◆ **JOB**:
Your job is to retype all of the data word for word, leaving every image out.

*** RECORDS FOR PROCESSING

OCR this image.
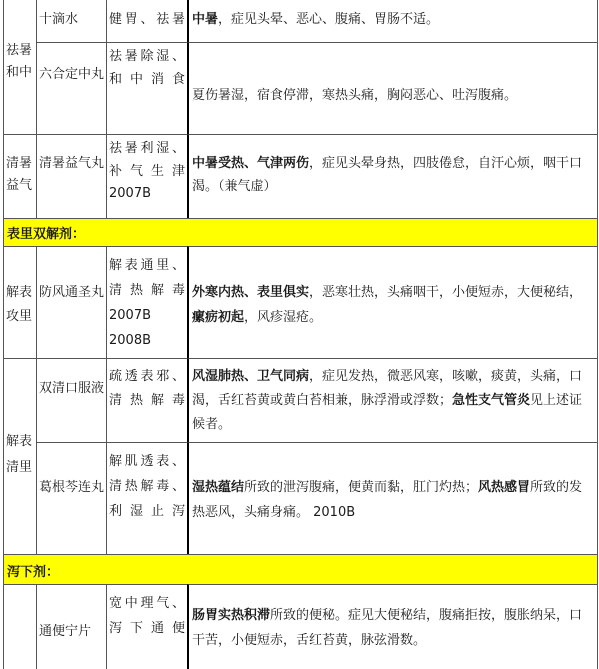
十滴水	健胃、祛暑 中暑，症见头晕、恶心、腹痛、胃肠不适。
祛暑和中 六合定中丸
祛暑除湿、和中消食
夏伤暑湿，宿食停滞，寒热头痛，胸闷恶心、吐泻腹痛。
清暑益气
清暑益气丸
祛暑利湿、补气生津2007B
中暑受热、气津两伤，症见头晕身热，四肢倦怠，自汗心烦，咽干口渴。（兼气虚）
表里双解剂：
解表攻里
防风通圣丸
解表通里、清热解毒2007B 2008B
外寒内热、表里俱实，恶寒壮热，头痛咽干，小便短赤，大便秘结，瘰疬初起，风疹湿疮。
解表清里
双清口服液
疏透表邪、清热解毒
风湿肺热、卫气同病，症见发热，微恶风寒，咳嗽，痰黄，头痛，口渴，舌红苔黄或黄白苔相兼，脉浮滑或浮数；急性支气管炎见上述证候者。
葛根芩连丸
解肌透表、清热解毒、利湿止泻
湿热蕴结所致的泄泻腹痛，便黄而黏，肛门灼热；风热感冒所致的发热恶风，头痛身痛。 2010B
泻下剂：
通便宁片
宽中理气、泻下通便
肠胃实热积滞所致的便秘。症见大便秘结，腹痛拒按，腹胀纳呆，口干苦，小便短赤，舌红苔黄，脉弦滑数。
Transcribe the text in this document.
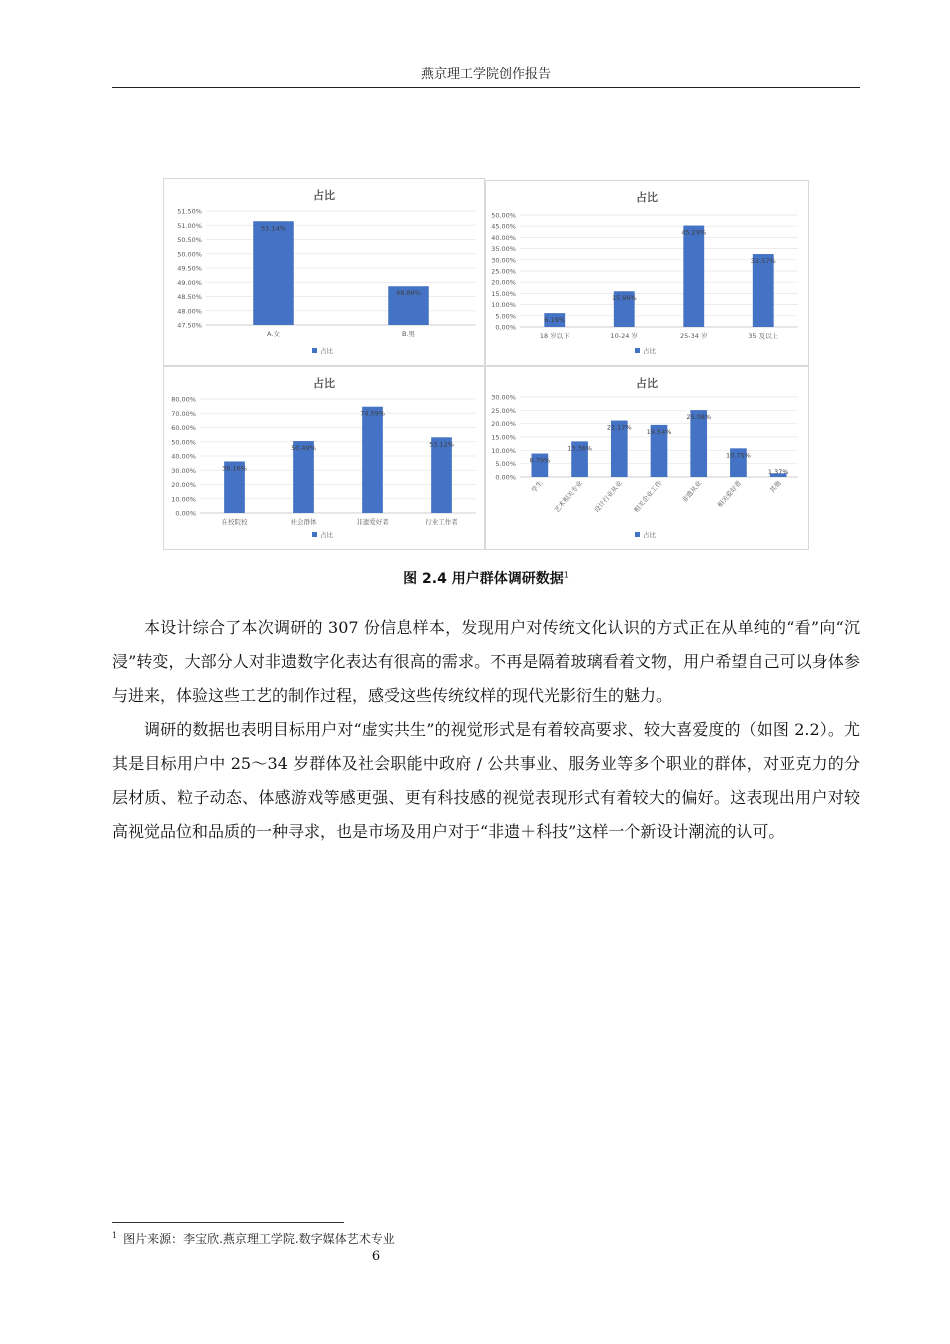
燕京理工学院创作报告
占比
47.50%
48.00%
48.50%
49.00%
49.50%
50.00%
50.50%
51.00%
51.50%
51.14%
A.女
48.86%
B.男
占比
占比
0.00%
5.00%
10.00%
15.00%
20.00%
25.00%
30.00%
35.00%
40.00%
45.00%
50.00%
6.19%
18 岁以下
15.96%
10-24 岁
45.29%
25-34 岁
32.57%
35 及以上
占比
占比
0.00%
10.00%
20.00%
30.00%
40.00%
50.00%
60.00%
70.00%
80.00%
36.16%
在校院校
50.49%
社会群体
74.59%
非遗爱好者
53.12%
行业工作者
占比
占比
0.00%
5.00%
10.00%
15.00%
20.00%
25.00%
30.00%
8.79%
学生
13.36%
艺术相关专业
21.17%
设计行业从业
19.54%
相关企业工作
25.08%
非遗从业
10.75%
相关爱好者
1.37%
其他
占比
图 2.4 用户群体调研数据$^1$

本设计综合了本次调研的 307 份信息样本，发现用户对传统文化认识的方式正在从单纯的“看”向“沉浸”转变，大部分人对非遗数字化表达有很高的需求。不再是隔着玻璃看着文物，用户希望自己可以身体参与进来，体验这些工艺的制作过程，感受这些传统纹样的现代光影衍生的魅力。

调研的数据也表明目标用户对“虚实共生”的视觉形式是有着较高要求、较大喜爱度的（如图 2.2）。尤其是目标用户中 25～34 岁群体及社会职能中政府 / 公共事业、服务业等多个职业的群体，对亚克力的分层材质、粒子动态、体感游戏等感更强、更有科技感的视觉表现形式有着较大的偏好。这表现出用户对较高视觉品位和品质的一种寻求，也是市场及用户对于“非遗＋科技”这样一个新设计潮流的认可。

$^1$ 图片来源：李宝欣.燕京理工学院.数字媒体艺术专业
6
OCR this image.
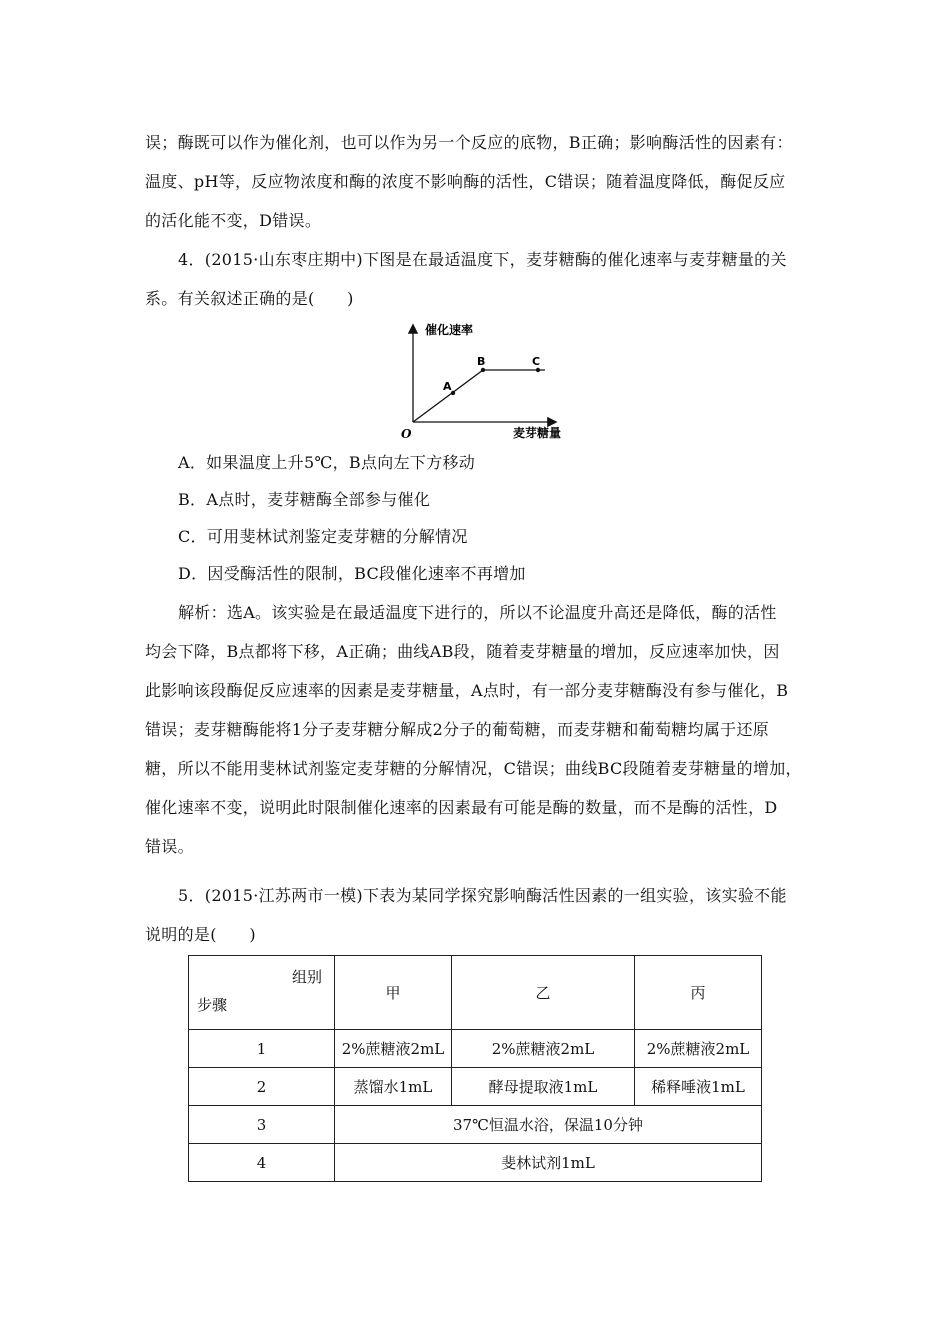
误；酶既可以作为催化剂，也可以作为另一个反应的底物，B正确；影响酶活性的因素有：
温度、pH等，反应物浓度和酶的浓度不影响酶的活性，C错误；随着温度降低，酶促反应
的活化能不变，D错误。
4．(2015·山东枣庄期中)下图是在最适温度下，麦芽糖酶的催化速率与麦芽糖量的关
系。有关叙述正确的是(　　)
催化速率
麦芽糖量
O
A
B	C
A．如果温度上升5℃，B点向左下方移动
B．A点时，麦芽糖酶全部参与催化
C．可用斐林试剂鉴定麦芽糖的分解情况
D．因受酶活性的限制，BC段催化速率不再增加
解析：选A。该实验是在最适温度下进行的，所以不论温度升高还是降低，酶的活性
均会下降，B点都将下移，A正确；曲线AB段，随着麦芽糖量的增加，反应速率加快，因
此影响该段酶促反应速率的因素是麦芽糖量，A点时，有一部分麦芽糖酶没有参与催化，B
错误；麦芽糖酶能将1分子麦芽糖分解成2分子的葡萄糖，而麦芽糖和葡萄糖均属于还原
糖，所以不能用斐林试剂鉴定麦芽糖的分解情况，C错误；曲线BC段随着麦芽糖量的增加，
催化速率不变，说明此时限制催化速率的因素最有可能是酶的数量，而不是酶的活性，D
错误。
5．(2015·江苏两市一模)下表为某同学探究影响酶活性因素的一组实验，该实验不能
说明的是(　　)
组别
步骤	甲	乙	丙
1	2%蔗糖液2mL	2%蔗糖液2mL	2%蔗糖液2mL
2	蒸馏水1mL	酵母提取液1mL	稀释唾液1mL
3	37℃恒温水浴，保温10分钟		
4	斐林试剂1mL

******

◆ **RESULT OF THIS TASK**:
OCR this image.
十滴水	健胃、祛暑 中暑，症见头晕、恶心、腹痛、胃肠不适。
祛暑和中 六合定中丸
祛暑除湿、和中消食
夏伤暑湿，宿食停滞，寒热头痛，胸闷恶心、吐泻腹痛。
清暑益气
清暑益气丸
祛暑利湿、补气生津2007B
中暑受热、气津两伤，症见头晕身热，四肢倦怠，自汗心烦，咽干口渴。（兼气虚）
表里双解剂：
解表攻里
防风通圣丸
解表通里、清热解毒2007B 2008B
外寒内热、表里俱实，恶寒壮热，头痛咽干，小便短赤，大便秘结，瘰疬初起，风疹湿疮。
解表清里
双清口服液
疏透表邪、清热解毒
风湿肺热、卫气同病，症见发热，微恶风寒，咳嗽，痰黄，头痛，口渴，舌红苔黄或黄白苔相兼，脉浮滑或浮数；急性支气管炎见上述证候者。
葛根芩连丸
解肌透表、清热解毒、利湿止泻
湿热蕴结所致的泄泻腹痛，便黄而黏，肛门灼热；风热感冒所致的发热恶风，头痛身痛。 2010B
泻下剂：
通便宁片
宽中理气、泻下通便
肠胃实热积滞所致的便秘。症见大便秘结，腹痛拒按，腹胀纳呆，口干苦，小便短赤，舌红苔黄，脉弦滑数。
Transcribe the text in this document.
燕京理工学院创作报告
占比
47.50%
48.00%
48.50%
49.00%
49.50%
50.00%
50.50%
51.00%
51.50%
51.14%
A.女
48.86%
B.男
占比
占比
0.00%
5.00%
10.00%
15.00%
20.00%
25.00%
30.00%
35.00%
40.00%
45.00%
50.00%
6.19%
18 岁以下
15.96%
10-24 岁
45.29%
25-34 岁
32.57%
35 及以上
占比
占比
0.00%
10.00%
20.00%
30.00%
40.00%
50.00%
60.00%
70.00%
80.00%
36.16%
在校院校
50.49%
社会群体
74.59%
非遗爱好者
53.12%
行业工作者
占比
占比
0.00%
5.00%
10.00%
15.00%
20.00%
25.00%
30.00%
8.79%
学生
13.36%
艺术相关专业
21.17%
设计行业从业
19.54%
相关企业工作
25.08%
非遗从业
10.75%
相关爱好者
1.37%
其他
占比
图 2.4 用户群体调研数据$^1$

本设计综合了本次调研的 307 份信息样本，发现用户对传统文化认识的方式正在从单纯的“看”向“沉浸”转变，大部分人对非遗数字化表达有很高的需求。不再是隔着玻璃看着文物，用户希望自己可以身体参与进来，体验这些工艺的制作过程，感受这些传统纹样的现代光影衍生的魅力。

调研的数据也表明目标用户对“虚实共生”的视觉形式是有着较高要求、较大喜爱度的（如图 2.2）。尤其是目标用户中 25～34 岁群体及社会职能中政府 / 公共事业、服务业等多个职业的群体，对亚克力的分层材质、粒子动态、体感游戏等感更强、更有科技感的视觉表现形式有着较大的偏好。这表现出用户对较高视觉品位和品质的一种寻求，也是市场及用户对于“非遗＋科技”这样一个新设计潮流的认可。

$^1$ 图片来源：李宝欣.燕京理工学院.数字媒体艺术专业
6
OCR this image.
误；酶既可以作为催化剂，也可以作为另一个反应的底物，B正确；影响酶活性的因素有：
温度、pH等，反应物浓度和酶的浓度不影响酶的活性，C错误；随着温度降低，酶促反应
的活化能不变，D错误。
4．(2015·山东枣庄期中)下图是在最适温度下，麦芽糖酶的催化速率与麦芽糖量的关
系。有关叙述正确的是(　　)
催化速率
麦芽糖量
O
A
B	C
A．如果温度上升5℃，B点向左下方移动
B．A点时，麦芽糖酶全部参与催化
C．可用斐林试剂鉴定麦芽糖的分解情况
D．因受酶活性的限制，BC段催化速率不再增加
解析：选A。该实验是在最适温度下进行的，所以不论温度升高还是降低，酶的活性
均会下降，B点都将下移，A正确；曲线AB段，随着麦芽糖量的增加，反应速率加快，因
此影响该段酶促反应速率的因素是麦芽糖量，A点时，有一部分麦芽糖酶没有参与催化，B
错误；麦芽糖酶能将1分子麦芽糖分解成2分子的葡萄糖，而麦芽糖和葡萄糖均属于还原
糖，所以不能用斐林试剂鉴定麦芽糖的分解情况，C错误；曲线BC段随着麦芽糖量的增加，
催化速率不变，说明此时限制催化速率的因素最有可能是酶的数量，而不是酶的活性，D
错误。
5．(2015·江苏两市一模)下表为某同学探究影响酶活性因素的一组实验，该实验不能
说明的是(　　)
组别
步骤	甲	乙	丙
1	2%蔗糖液2mL	2%蔗糖液2mL	2%蔗糖液2mL
2	蒸馏水1mL	酵母提取液1mL	稀释唾液1mL
3	37℃恒温水浴，保温10分钟		
4	斐林试剂1mL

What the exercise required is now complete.